[Structured figure records]
════

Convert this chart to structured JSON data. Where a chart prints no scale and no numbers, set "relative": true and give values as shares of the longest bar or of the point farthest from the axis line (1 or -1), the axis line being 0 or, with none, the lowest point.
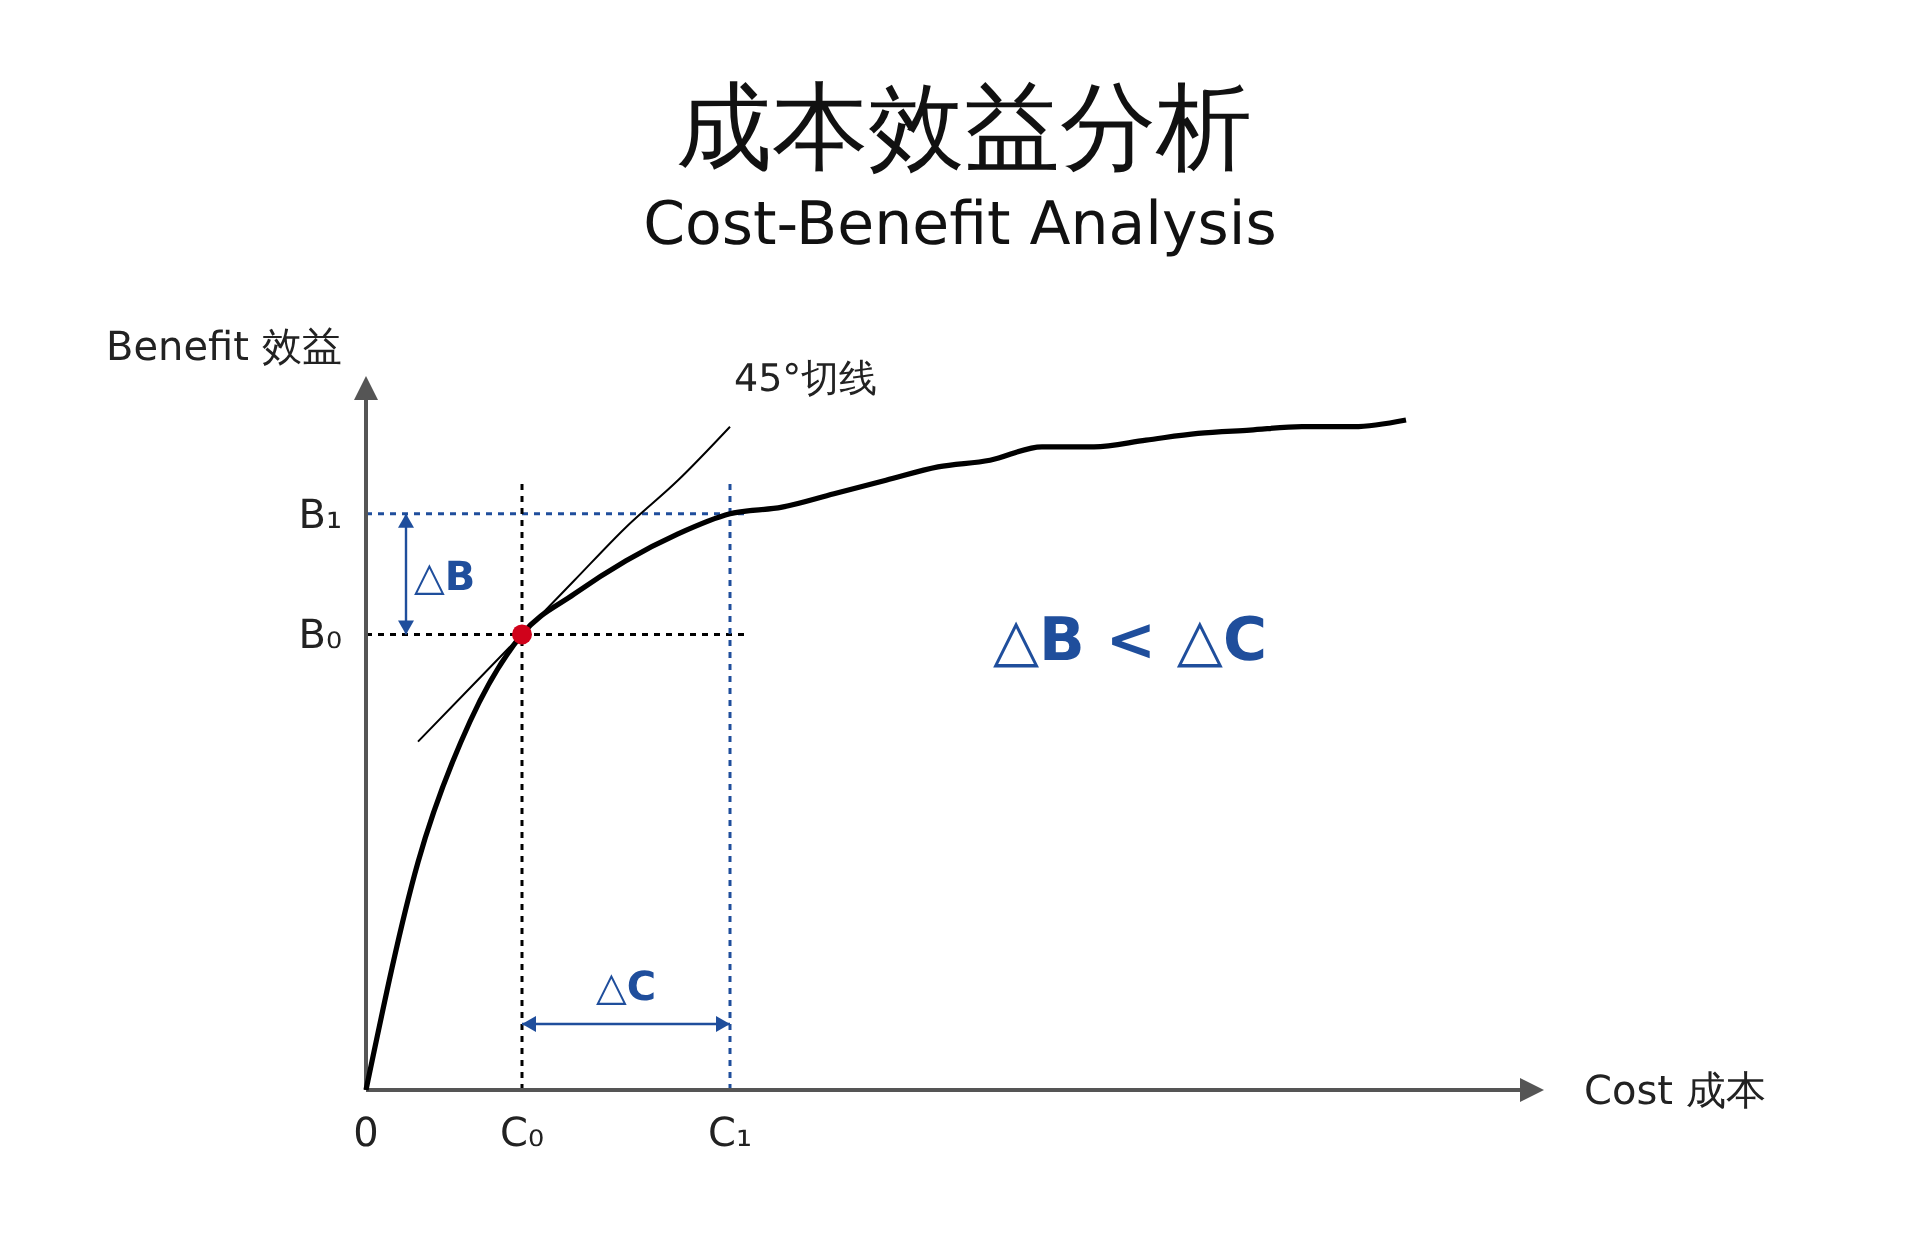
{
  "chart_data": {
    "type": "line",
    "title": "成本效益分析",
    "subtitle": "Cost-Benefit Analysis",
    "xlabel": "Cost 成本",
    "ylabel": "Benefit 效益",
    "relative": true,
    "categories": [
      "0",
      null,
      null,
      "C₀",
      null,
      null,
      null,
      "C₁",
      null,
      null,
      null,
      null,
      null,
      null,
      null,
      null,
      null,
      null,
      null,
      null,
      null,
      null,
      null
    ],
    "series": [
      {
        "color": "#000000",
        "values": [
          0,
          0.34,
          0.55,
          0.68,
          0.74,
          0.79,
          0.83,
          0.86,
          0.87,
          0.89,
          0.91,
          0.93,
          0.94,
          0.96,
          0.96,
          0.97,
          0.98,
          0.985,
          0.99,
          0.99,
          1.0,
          null,
          null
        ]
      },
      {
        "name": "45°切线",
        "color": "#000000",
        "values": [
          null,
          0.52,
          0.6,
          0.68,
          0.76,
          0.84,
          0.91,
          0.99,
          null,
          null,
          null,
          null,
          null,
          null,
          null,
          null,
          null,
          null,
          null,
          null,
          null,
          null,
          null
        ]
      },
      {
        "type": "scatter",
        "color": "#d0021b",
        "marker": "circle",
        "values": [
          null,
          null,
          null,
          0.68,
          null,
          null,
          null,
          null,
          null,
          null,
          null,
          null,
          null,
          null,
          null,
          null,
          null,
          null,
          null,
          null,
          null,
          null,
          null
        ]
      }
    ],
    "ref_lines": [
      {
        "axis": "y",
        "value": 0.68,
        "label": "B₀",
        "color": "#000000",
        "line_style": "dotted"
      },
      {
        "axis": "y",
        "value": 0.86,
        "label": "B₁",
        "color": "#1f4e9c",
        "line_style": "dotted"
      },
      {
        "axis": "x",
        "value": "C₀",
        "color": "#000000",
        "line_style": "dotted"
      },
      {
        "axis": "x",
        "value": "C₁",
        "color": "#1f4e9c",
        "line_style": "dotted"
      }
    ],
    "annotations": [
      "△B",
      "△C",
      "△B < △C"
    ]
  }
}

════

Aim of the task. Transcribe the material as is, with images omitted.

Output.
Convert this chart to structured JSON data. Where a chart prints no scale and no numbers, set "relative": true and give values as shares of the longest bar or of the point farthest from the axis line (1 or -1), the axis line being 0 or, with none, the lowest point.
{
  "chart_data": {
    "type": "line",
    "title": "成本效益分析",
    "subtitle": "Cost-Benefit Analysis",
    "xlabel": "Cost 成本",
    "ylabel": "Benefit 效益",
    "relative": true,
    "categories": [
      "0",
      null,
      null,
      "C₀",
      null,
      null,
      null,
      "C₁",
      null,
      null,
      null,
      null,
      null,
      null,
      null,
      null,
      null,
      null,
      null,
      null,
      null,
      null,
      null
    ],
    "series": [
      {
        "color": "#000000",
        "values": [
          0,
          0.34,
          0.55,
          0.68,
          0.74,
          0.79,
          0.83,
          0.86,
          0.87,
          0.89,
          0.91,
          0.93,
          0.94,
          0.96,
          0.96,
          0.97,
          0.98,
          0.985,
          0.99,
          0.99,
          1.0,
          null,
          null
        ]
      },
      {
        "name": "45°切线",
        "color": "#000000",
        "values": [
          null,
          0.52,
          0.6,
          0.68,
          0.76,
          0.84,
          0.91,
          0.99,
          null,
          null,
          null,
          null,
          null,
          null,
          null,
          null,
          null,
          null,
          null,
          null,
          null,
          null,
          null
        ]
      },
      {
        "type": "scatter",
        "color": "#d0021b",
        "marker": "circle",
        "values": [
          null,
          null,
          null,
          0.68,
          null,
          null,
          null,
          null,
          null,
          null,
          null,
          null,
          null,
          null,
          null,
          null,
          null,
          null,
          null,
          null,
          null,
          null,
          null
        ]
      }
    ],
    "ref_lines": [
      {
        "axis": "y",
        "value": 0.68,
        "label": "B₀",
        "color": "#000000",
        "line_style": "dotted"
      },
      {
        "axis": "y",
        "value": 0.86,
        "label": "B₁",
        "color": "#1f4e9c",
        "line_style": "dotted"
      },
      {
        "axis": "x",
        "value": "C₀",
        "color": "#000000",
        "line_style": "dotted"
      },
      {
        "axis": "x",
        "value": "C₁",
        "color": "#1f4e9c",
        "line_style": "dotted"
      }
    ],
    "annotations": [
      "△B",
      "△C",
      "△B < △C"
    ]
  }
}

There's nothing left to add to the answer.